__WORK TO DO__
Check every line of the material below for "text". Give the number of lines that have it, and only that.

>> start RECORDS SUPPLIED

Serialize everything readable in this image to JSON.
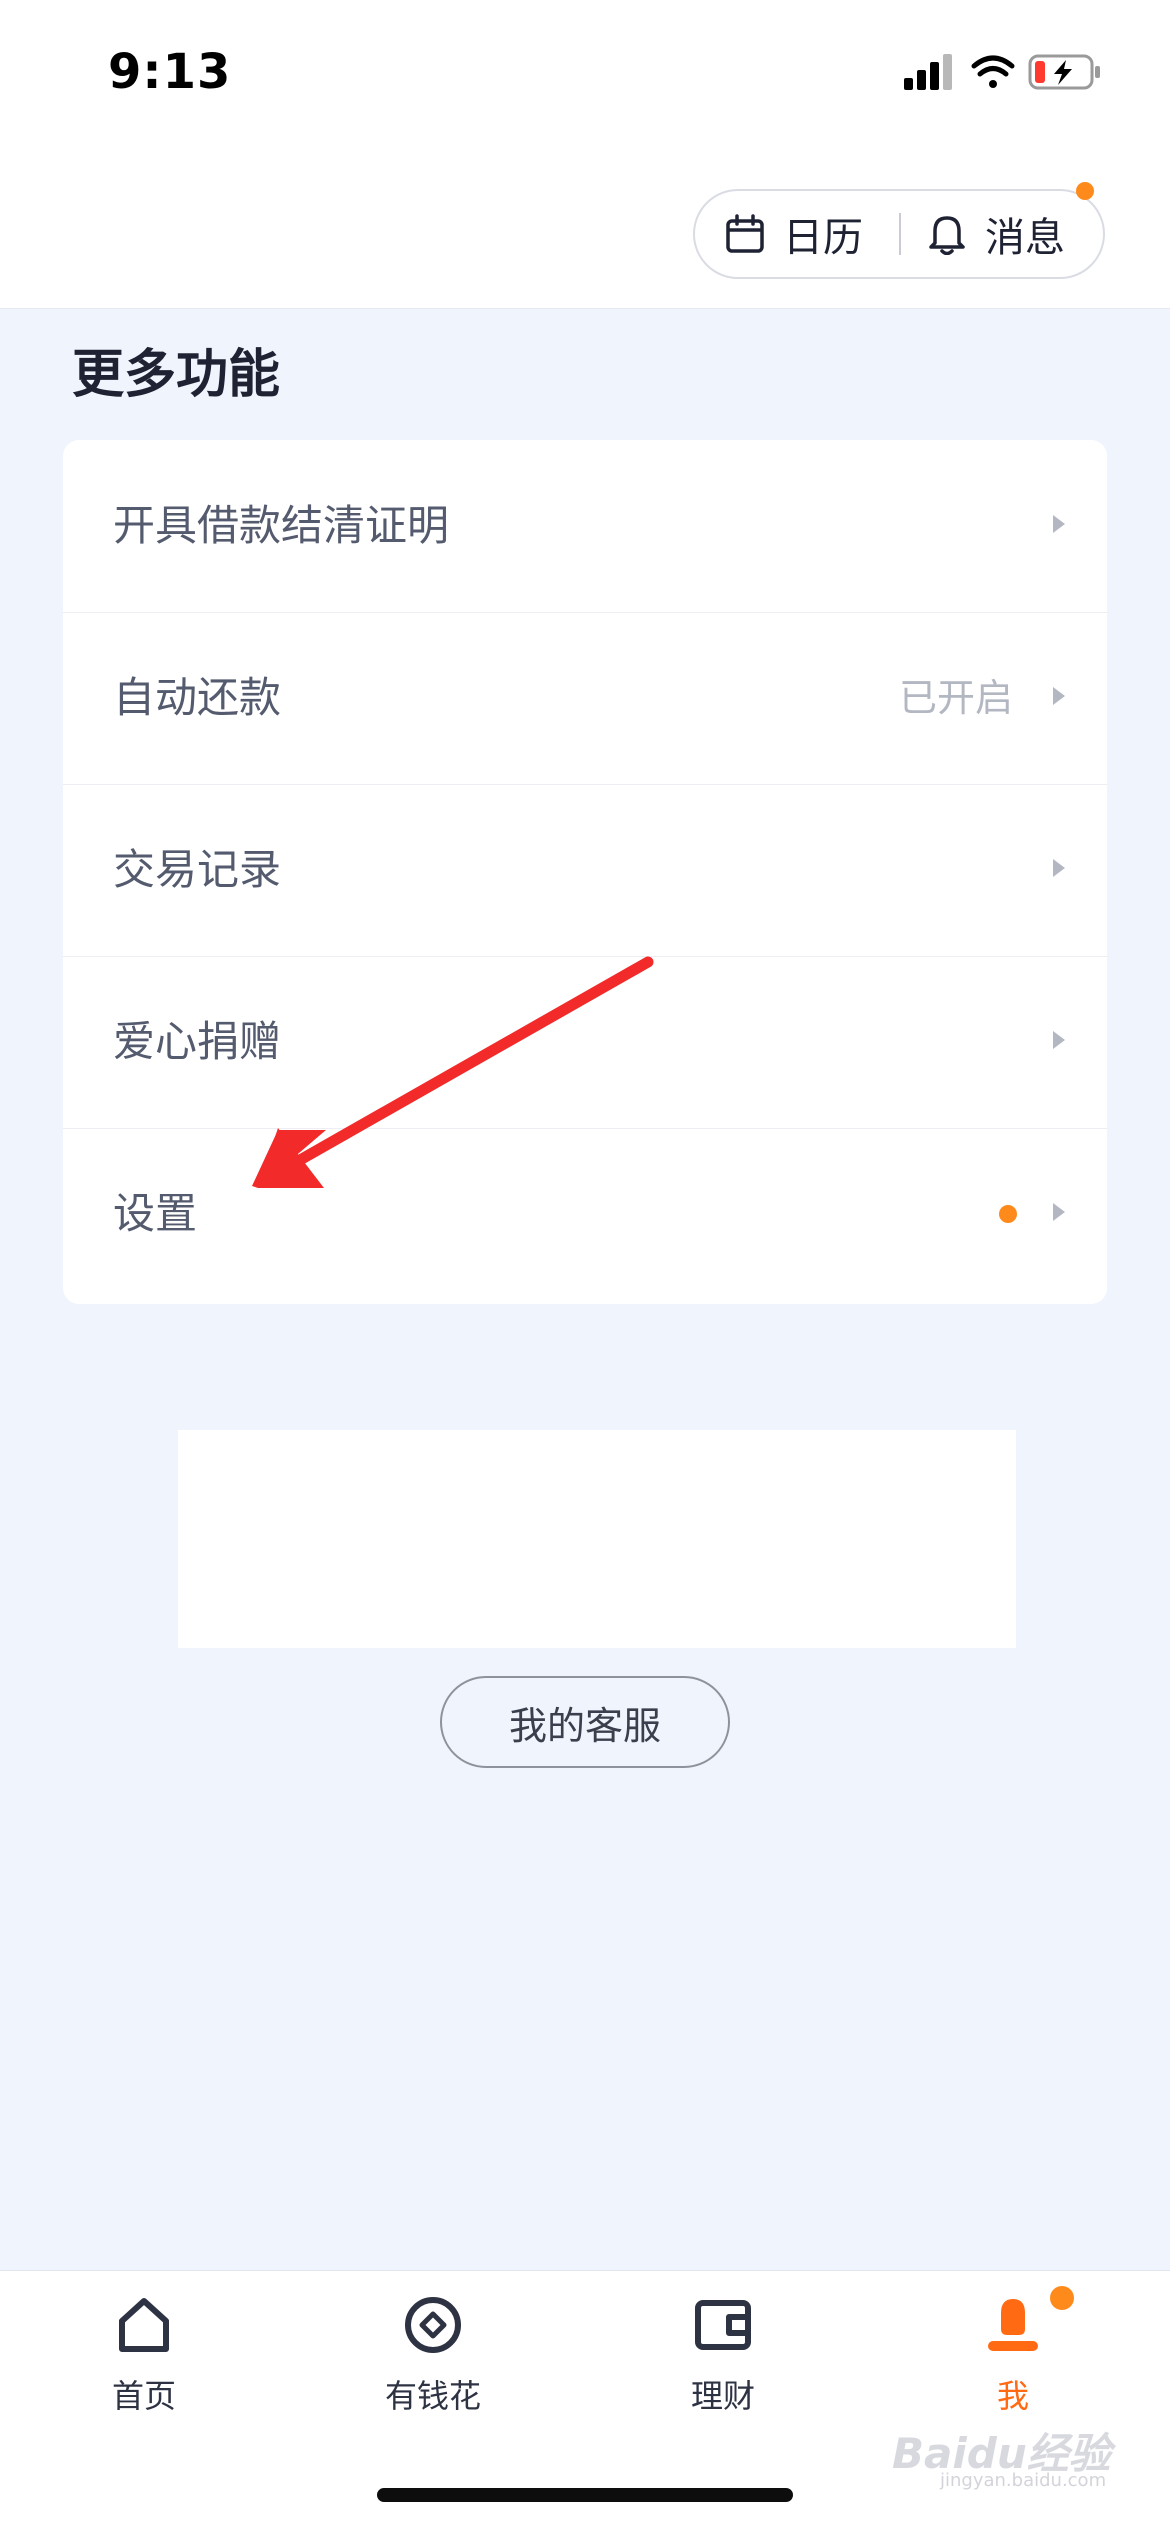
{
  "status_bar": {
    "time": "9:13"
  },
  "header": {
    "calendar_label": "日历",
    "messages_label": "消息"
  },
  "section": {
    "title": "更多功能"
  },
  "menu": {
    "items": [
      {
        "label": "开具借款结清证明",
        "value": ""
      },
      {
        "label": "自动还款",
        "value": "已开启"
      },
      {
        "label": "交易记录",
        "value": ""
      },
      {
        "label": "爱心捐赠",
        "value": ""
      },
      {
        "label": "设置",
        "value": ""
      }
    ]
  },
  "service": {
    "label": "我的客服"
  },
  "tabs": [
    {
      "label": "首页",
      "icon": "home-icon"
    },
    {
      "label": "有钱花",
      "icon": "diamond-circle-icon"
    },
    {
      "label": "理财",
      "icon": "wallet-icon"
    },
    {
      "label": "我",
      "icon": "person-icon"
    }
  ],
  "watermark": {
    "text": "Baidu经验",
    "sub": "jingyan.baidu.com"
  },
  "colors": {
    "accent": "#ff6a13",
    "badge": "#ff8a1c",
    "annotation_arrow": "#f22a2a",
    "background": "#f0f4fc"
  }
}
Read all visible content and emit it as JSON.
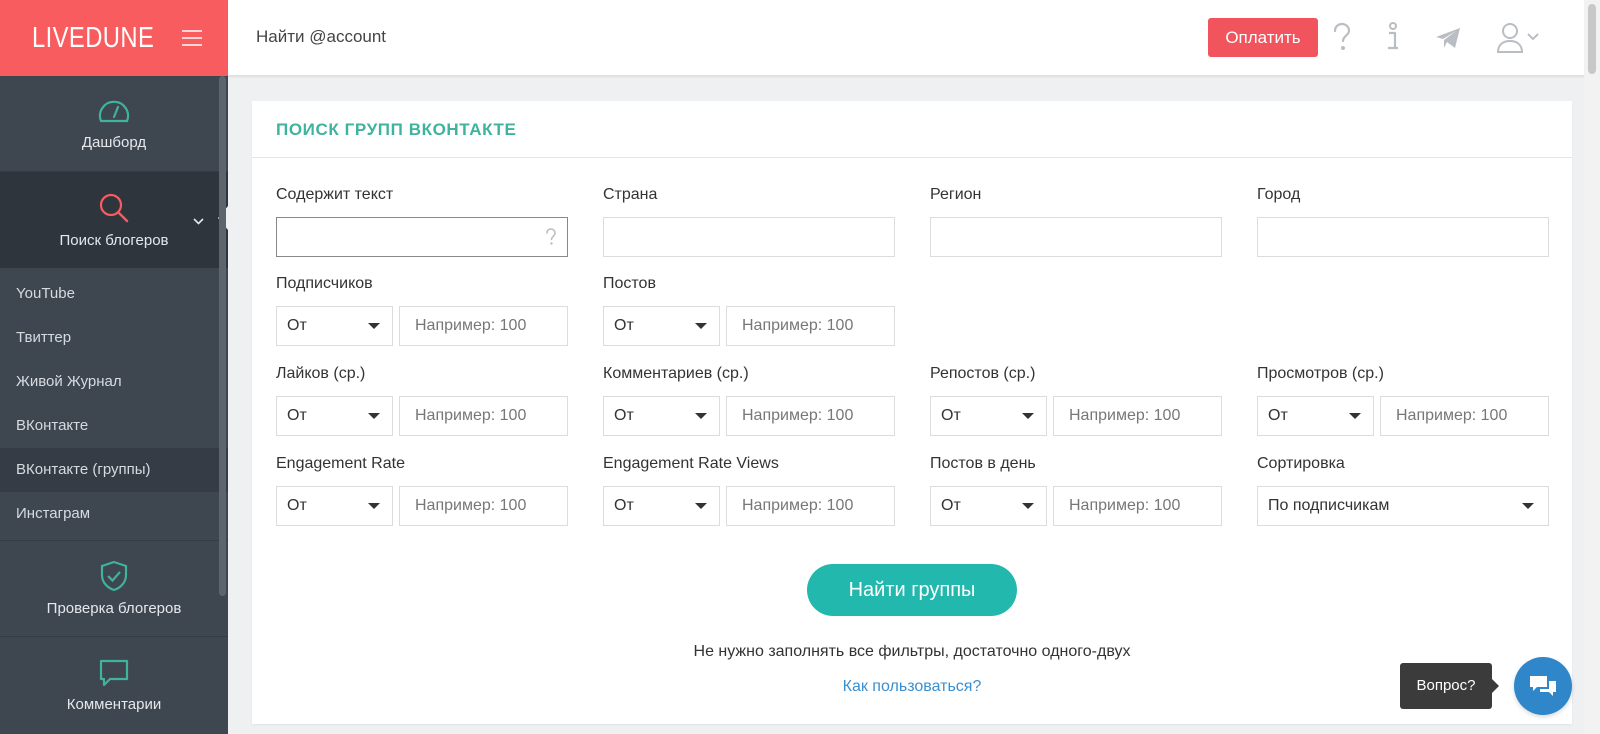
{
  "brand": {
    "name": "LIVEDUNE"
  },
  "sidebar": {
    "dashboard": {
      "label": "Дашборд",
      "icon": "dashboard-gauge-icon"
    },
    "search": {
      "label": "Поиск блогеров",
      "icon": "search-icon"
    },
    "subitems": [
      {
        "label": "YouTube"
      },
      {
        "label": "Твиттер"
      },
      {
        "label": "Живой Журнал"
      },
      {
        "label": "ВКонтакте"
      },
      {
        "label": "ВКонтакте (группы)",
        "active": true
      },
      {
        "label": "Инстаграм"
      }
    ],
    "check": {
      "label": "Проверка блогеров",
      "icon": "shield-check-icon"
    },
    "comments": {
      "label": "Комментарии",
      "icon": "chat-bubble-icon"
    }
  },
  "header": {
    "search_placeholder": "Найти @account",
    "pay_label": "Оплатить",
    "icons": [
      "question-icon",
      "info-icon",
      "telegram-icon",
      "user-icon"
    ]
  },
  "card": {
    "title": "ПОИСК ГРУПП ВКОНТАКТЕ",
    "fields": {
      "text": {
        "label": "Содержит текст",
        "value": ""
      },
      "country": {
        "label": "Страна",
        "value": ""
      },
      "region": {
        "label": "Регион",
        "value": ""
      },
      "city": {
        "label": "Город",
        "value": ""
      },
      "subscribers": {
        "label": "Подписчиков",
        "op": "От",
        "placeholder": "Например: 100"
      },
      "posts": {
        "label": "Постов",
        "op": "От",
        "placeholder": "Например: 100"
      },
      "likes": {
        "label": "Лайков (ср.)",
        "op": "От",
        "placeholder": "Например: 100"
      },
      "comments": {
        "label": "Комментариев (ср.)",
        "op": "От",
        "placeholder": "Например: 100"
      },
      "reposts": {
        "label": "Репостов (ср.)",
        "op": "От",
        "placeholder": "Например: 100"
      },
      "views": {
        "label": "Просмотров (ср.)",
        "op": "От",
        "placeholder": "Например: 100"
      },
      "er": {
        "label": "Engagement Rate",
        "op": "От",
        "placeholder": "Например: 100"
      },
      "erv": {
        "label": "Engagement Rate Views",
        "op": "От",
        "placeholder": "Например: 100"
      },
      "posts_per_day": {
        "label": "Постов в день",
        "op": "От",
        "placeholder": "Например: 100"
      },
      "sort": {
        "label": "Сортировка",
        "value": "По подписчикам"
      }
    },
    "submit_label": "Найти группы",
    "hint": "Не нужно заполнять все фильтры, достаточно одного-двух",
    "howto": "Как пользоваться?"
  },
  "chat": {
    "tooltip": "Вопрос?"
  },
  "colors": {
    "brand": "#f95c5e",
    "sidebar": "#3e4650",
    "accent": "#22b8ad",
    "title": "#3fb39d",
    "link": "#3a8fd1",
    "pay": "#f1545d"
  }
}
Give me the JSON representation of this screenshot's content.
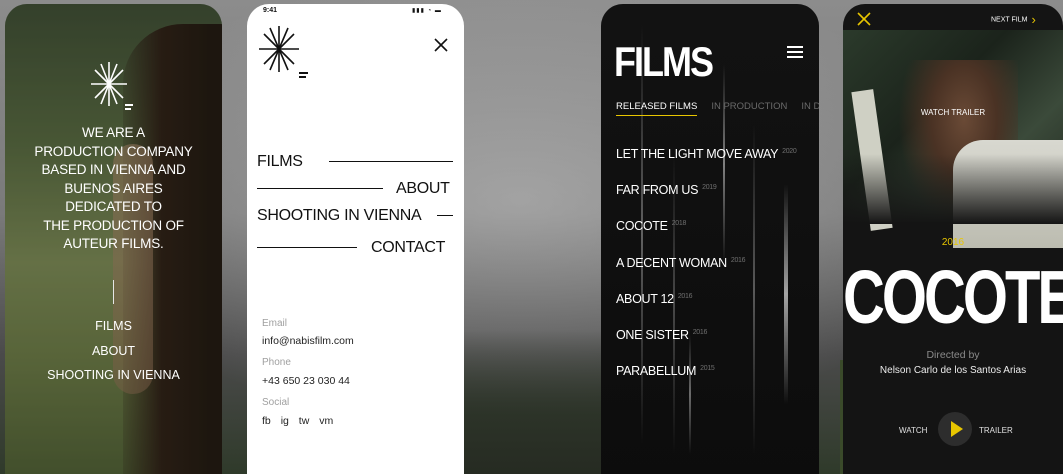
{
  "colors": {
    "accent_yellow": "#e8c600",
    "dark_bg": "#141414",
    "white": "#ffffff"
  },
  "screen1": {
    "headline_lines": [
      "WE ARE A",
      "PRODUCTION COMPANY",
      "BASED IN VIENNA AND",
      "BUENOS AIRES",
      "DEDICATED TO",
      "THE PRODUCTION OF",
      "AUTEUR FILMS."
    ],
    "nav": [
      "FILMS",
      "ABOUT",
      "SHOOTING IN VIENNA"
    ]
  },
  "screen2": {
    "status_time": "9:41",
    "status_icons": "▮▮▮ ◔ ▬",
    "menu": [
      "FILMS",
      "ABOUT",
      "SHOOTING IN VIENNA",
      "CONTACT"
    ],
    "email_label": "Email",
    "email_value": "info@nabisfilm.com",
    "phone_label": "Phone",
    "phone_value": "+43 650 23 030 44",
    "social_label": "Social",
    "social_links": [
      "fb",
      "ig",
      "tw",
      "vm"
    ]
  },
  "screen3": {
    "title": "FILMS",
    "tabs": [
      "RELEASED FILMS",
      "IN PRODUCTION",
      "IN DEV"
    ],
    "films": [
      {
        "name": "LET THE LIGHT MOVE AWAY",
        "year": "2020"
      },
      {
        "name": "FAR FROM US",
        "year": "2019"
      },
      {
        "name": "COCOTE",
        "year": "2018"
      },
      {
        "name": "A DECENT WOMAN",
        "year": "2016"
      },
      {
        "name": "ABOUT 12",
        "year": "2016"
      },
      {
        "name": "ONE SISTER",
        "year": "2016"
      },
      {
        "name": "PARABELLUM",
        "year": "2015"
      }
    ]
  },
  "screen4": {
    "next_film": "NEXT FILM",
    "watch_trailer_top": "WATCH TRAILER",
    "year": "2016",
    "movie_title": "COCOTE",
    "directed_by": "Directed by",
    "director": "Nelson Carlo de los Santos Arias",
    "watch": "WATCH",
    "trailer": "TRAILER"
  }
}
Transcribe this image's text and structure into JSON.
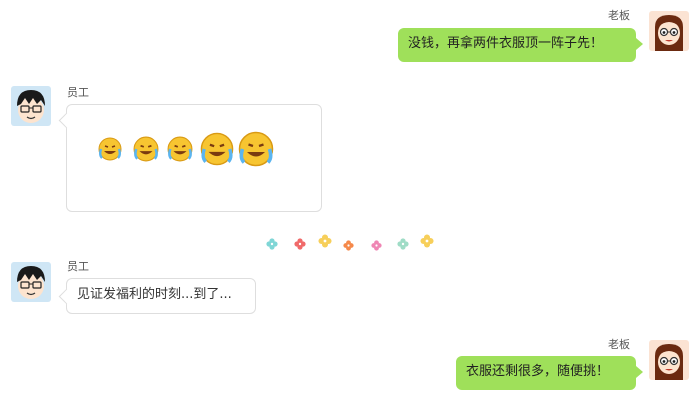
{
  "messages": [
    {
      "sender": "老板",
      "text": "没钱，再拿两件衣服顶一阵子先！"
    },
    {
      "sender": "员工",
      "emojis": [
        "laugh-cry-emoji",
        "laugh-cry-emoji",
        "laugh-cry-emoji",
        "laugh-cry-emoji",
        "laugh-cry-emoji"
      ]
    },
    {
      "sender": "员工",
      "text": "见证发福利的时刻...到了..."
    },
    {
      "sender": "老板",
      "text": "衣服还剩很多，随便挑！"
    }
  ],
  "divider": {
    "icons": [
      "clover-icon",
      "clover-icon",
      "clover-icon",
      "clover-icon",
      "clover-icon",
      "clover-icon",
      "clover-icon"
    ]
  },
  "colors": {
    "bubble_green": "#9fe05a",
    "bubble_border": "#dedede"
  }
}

>> end RECORDS SUPPLIED

__EXPECTED ANSWER__
6